■ Problem statement
Exclude the pictures and reproduce the remaining data exactly as written.

■ Provided data
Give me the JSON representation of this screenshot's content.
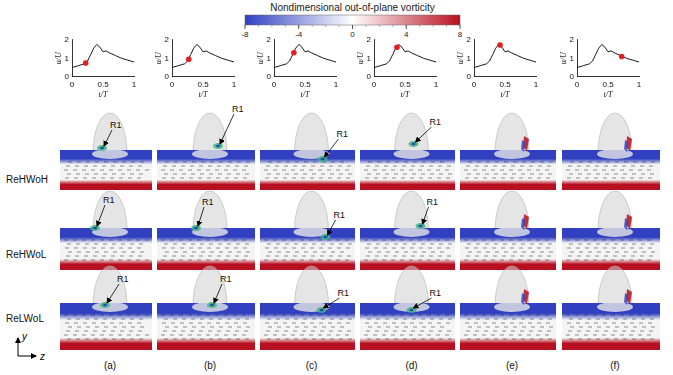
{
  "chart_data": [
    {
      "type": "line",
      "x_label": "t/T",
      "y_label": "u/U",
      "color": "#000000",
      "x": [
        0,
        0.1,
        0.2,
        0.25,
        0.3,
        0.35,
        0.4,
        0.45,
        0.5,
        0.55,
        0.6,
        0.7,
        0.8,
        0.9,
        1
      ],
      "values": [
        0.5,
        0.6,
        0.7,
        0.85,
        1.2,
        1.55,
        1.75,
        1.6,
        1.35,
        1.4,
        1.3,
        1.15,
        1.0,
        0.9,
        0.8
      ],
      "highlight": {
        "x": 0.22,
        "y": 0.75,
        "color": "#e02020"
      },
      "xlim": [
        0,
        1
      ],
      "xticks": [
        0,
        0.5,
        1
      ],
      "ylim": [
        0,
        2
      ],
      "yticks": [
        0,
        1,
        2
      ]
    },
    {
      "type": "line",
      "x_label": "t/T",
      "y_label": "u/U",
      "color": "#000000",
      "x": [
        0,
        0.1,
        0.2,
        0.25,
        0.3,
        0.35,
        0.4,
        0.45,
        0.5,
        0.55,
        0.6,
        0.7,
        0.8,
        0.9,
        1
      ],
      "values": [
        0.5,
        0.6,
        0.7,
        0.85,
        1.2,
        1.55,
        1.75,
        1.6,
        1.35,
        1.4,
        1.3,
        1.15,
        1.0,
        0.9,
        0.8
      ],
      "highlight": {
        "x": 0.27,
        "y": 0.95,
        "color": "#e02020"
      },
      "xlim": [
        0,
        1
      ],
      "xticks": [
        0,
        0.5,
        1
      ],
      "ylim": [
        0,
        2
      ],
      "yticks": [
        0,
        1,
        2
      ]
    },
    {
      "type": "line",
      "x_label": "t/T",
      "y_label": "u/U",
      "color": "#000000",
      "x": [
        0,
        0.1,
        0.2,
        0.25,
        0.3,
        0.35,
        0.4,
        0.45,
        0.5,
        0.55,
        0.6,
        0.7,
        0.8,
        0.9,
        1
      ],
      "values": [
        0.5,
        0.6,
        0.7,
        0.85,
        1.2,
        1.55,
        1.75,
        1.6,
        1.35,
        1.4,
        1.3,
        1.15,
        1.0,
        0.9,
        0.8
      ],
      "highlight": {
        "x": 0.32,
        "y": 1.3,
        "color": "#e02020"
      },
      "xlim": [
        0,
        1
      ],
      "xticks": [
        0,
        0.5,
        1
      ],
      "ylim": [
        0,
        2
      ],
      "yticks": [
        0,
        1,
        2
      ]
    },
    {
      "type": "line",
      "x_label": "t/T",
      "y_label": "u/U",
      "color": "#000000",
      "x": [
        0,
        0.1,
        0.2,
        0.25,
        0.3,
        0.35,
        0.4,
        0.45,
        0.5,
        0.55,
        0.6,
        0.7,
        0.8,
        0.9,
        1
      ],
      "values": [
        0.5,
        0.6,
        0.7,
        0.85,
        1.2,
        1.55,
        1.75,
        1.6,
        1.35,
        1.4,
        1.3,
        1.15,
        1.0,
        0.9,
        0.8
      ],
      "highlight": {
        "x": 0.37,
        "y": 1.6,
        "color": "#e02020"
      },
      "xlim": [
        0,
        1
      ],
      "xticks": [
        0,
        0.5,
        1
      ],
      "ylim": [
        0,
        2
      ],
      "yticks": [
        0,
        1,
        2
      ]
    },
    {
      "type": "line",
      "x_label": "t/T",
      "y_label": "u/U",
      "color": "#000000",
      "x": [
        0,
        0.1,
        0.2,
        0.25,
        0.3,
        0.35,
        0.4,
        0.45,
        0.5,
        0.55,
        0.6,
        0.7,
        0.8,
        0.9,
        1
      ],
      "values": [
        0.5,
        0.6,
        0.7,
        0.85,
        1.2,
        1.55,
        1.75,
        1.6,
        1.35,
        1.4,
        1.3,
        1.15,
        1.0,
        0.9,
        0.8
      ],
      "highlight": {
        "x": 0.42,
        "y": 1.72,
        "color": "#e02020"
      },
      "xlim": [
        0,
        1
      ],
      "xticks": [
        0,
        0.5,
        1
      ],
      "ylim": [
        0,
        2
      ],
      "yticks": [
        0,
        1,
        2
      ]
    },
    {
      "type": "line",
      "x_label": "t/T",
      "y_label": "u/U",
      "color": "#000000",
      "x": [
        0,
        0.1,
        0.2,
        0.25,
        0.3,
        0.35,
        0.4,
        0.45,
        0.5,
        0.55,
        0.6,
        0.7,
        0.8,
        0.9,
        1
      ],
      "values": [
        0.5,
        0.6,
        0.7,
        0.85,
        1.2,
        1.55,
        1.75,
        1.6,
        1.35,
        1.4,
        1.3,
        1.15,
        1.0,
        0.9,
        0.8
      ],
      "highlight": {
        "x": 0.72,
        "y": 1.1,
        "color": "#e02020"
      },
      "xlim": [
        0,
        1
      ],
      "xticks": [
        0,
        0.5,
        1
      ],
      "ylim": [
        0,
        2
      ],
      "yticks": [
        0,
        1,
        2
      ]
    }
  ],
  "figure": {
    "colorbar": {
      "title": "Nondimensional out-of-plane vorticity",
      "range": [
        -8,
        8
      ],
      "ticks": [
        -8,
        -4,
        0,
        4,
        8
      ],
      "colors": [
        "#3040c0",
        "#ffffff",
        "#b81020"
      ]
    },
    "rows": [
      {
        "label": "ReHWoH",
        "r1": [
          true,
          true,
          true,
          true,
          false,
          false
        ]
      },
      {
        "label": "ReHWoL",
        "r1": [
          true,
          true,
          true,
          true,
          false,
          false
        ]
      },
      {
        "label": "ReLWoL",
        "r1": [
          true,
          true,
          true,
          true,
          false,
          false
        ]
      }
    ],
    "annotation": "R1",
    "panels": [
      "(a)",
      "(b)",
      "(c)",
      "(d)",
      "(e)",
      "(f)"
    ],
    "axes": {
      "vertical": "y",
      "horizontal": "z"
    }
  }
}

■ Solution to this task
Give me the JSON representation of this screenshot's content.
{
  "chart_data": [
    {
      "type": "line",
      "x_label": "t/T",
      "y_label": "u/U",
      "color": "#000000",
      "x": [
        0,
        0.1,
        0.2,
        0.25,
        0.3,
        0.35,
        0.4,
        0.45,
        0.5,
        0.55,
        0.6,
        0.7,
        0.8,
        0.9,
        1
      ],
      "values": [
        0.5,
        0.6,
        0.7,
        0.85,
        1.2,
        1.55,
        1.75,
        1.6,
        1.35,
        1.4,
        1.3,
        1.15,
        1.0,
        0.9,
        0.8
      ],
      "highlight": {
        "x": 0.22,
        "y": 0.75,
        "color": "#e02020"
      },
      "xlim": [
        0,
        1
      ],
      "xticks": [
        0,
        0.5,
        1
      ],
      "ylim": [
        0,
        2
      ],
      "yticks": [
        0,
        1,
        2
      ]
    },
    {
      "type": "line",
      "x_label": "t/T",
      "y_label": "u/U",
      "color": "#000000",
      "x": [
        0,
        0.1,
        0.2,
        0.25,
        0.3,
        0.35,
        0.4,
        0.45,
        0.5,
        0.55,
        0.6,
        0.7,
        0.8,
        0.9,
        1
      ],
      "values": [
        0.5,
        0.6,
        0.7,
        0.85,
        1.2,
        1.55,
        1.75,
        1.6,
        1.35,
        1.4,
        1.3,
        1.15,
        1.0,
        0.9,
        0.8
      ],
      "highlight": {
        "x": 0.27,
        "y": 0.95,
        "color": "#e02020"
      },
      "xlim": [
        0,
        1
      ],
      "xticks": [
        0,
        0.5,
        1
      ],
      "ylim": [
        0,
        2
      ],
      "yticks": [
        0,
        1,
        2
      ]
    },
    {
      "type": "line",
      "x_label": "t/T",
      "y_label": "u/U",
      "color": "#000000",
      "x": [
        0,
        0.1,
        0.2,
        0.25,
        0.3,
        0.35,
        0.4,
        0.45,
        0.5,
        0.55,
        0.6,
        0.7,
        0.8,
        0.9,
        1
      ],
      "values": [
        0.5,
        0.6,
        0.7,
        0.85,
        1.2,
        1.55,
        1.75,
        1.6,
        1.35,
        1.4,
        1.3,
        1.15,
        1.0,
        0.9,
        0.8
      ],
      "highlight": {
        "x": 0.32,
        "y": 1.3,
        "color": "#e02020"
      },
      "xlim": [
        0,
        1
      ],
      "xticks": [
        0,
        0.5,
        1
      ],
      "ylim": [
        0,
        2
      ],
      "yticks": [
        0,
        1,
        2
      ]
    },
    {
      "type": "line",
      "x_label": "t/T",
      "y_label": "u/U",
      "color": "#000000",
      "x": [
        0,
        0.1,
        0.2,
        0.25,
        0.3,
        0.35,
        0.4,
        0.45,
        0.5,
        0.55,
        0.6,
        0.7,
        0.8,
        0.9,
        1
      ],
      "values": [
        0.5,
        0.6,
        0.7,
        0.85,
        1.2,
        1.55,
        1.75,
        1.6,
        1.35,
        1.4,
        1.3,
        1.15,
        1.0,
        0.9,
        0.8
      ],
      "highlight": {
        "x": 0.37,
        "y": 1.6,
        "color": "#e02020"
      },
      "xlim": [
        0,
        1
      ],
      "xticks": [
        0,
        0.5,
        1
      ],
      "ylim": [
        0,
        2
      ],
      "yticks": [
        0,
        1,
        2
      ]
    },
    {
      "type": "line",
      "x_label": "t/T",
      "y_label": "u/U",
      "color": "#000000",
      "x": [
        0,
        0.1,
        0.2,
        0.25,
        0.3,
        0.35,
        0.4,
        0.45,
        0.5,
        0.55,
        0.6,
        0.7,
        0.8,
        0.9,
        1
      ],
      "values": [
        0.5,
        0.6,
        0.7,
        0.85,
        1.2,
        1.55,
        1.75,
        1.6,
        1.35,
        1.4,
        1.3,
        1.15,
        1.0,
        0.9,
        0.8
      ],
      "highlight": {
        "x": 0.42,
        "y": 1.72,
        "color": "#e02020"
      },
      "xlim": [
        0,
        1
      ],
      "xticks": [
        0,
        0.5,
        1
      ],
      "ylim": [
        0,
        2
      ],
      "yticks": [
        0,
        1,
        2
      ]
    },
    {
      "type": "line",
      "x_label": "t/T",
      "y_label": "u/U",
      "color": "#000000",
      "x": [
        0,
        0.1,
        0.2,
        0.25,
        0.3,
        0.35,
        0.4,
        0.45,
        0.5,
        0.55,
        0.6,
        0.7,
        0.8,
        0.9,
        1
      ],
      "values": [
        0.5,
        0.6,
        0.7,
        0.85,
        1.2,
        1.55,
        1.75,
        1.6,
        1.35,
        1.4,
        1.3,
        1.15,
        1.0,
        0.9,
        0.8
      ],
      "highlight": {
        "x": 0.72,
        "y": 1.1,
        "color": "#e02020"
      },
      "xlim": [
        0,
        1
      ],
      "xticks": [
        0,
        0.5,
        1
      ],
      "ylim": [
        0,
        2
      ],
      "yticks": [
        0,
        1,
        2
      ]
    }
  ],
  "figure": {
    "colorbar": {
      "title": "Nondimensional out-of-plane vorticity",
      "range": [
        -8,
        8
      ],
      "ticks": [
        -8,
        -4,
        0,
        4,
        8
      ],
      "colors": [
        "#3040c0",
        "#ffffff",
        "#b81020"
      ]
    },
    "rows": [
      {
        "label": "ReHWoH",
        "r1": [
          true,
          true,
          true,
          true,
          false,
          false
        ]
      },
      {
        "label": "ReHWoL",
        "r1": [
          true,
          true,
          true,
          true,
          false,
          false
        ]
      },
      {
        "label": "ReLWoL",
        "r1": [
          true,
          true,
          true,
          true,
          false,
          false
        ]
      }
    ],
    "annotation": "R1",
    "panels": [
      "(a)",
      "(b)",
      "(c)",
      "(d)",
      "(e)",
      "(f)"
    ],
    "axes": {
      "vertical": "y",
      "horizontal": "z"
    }
  }
}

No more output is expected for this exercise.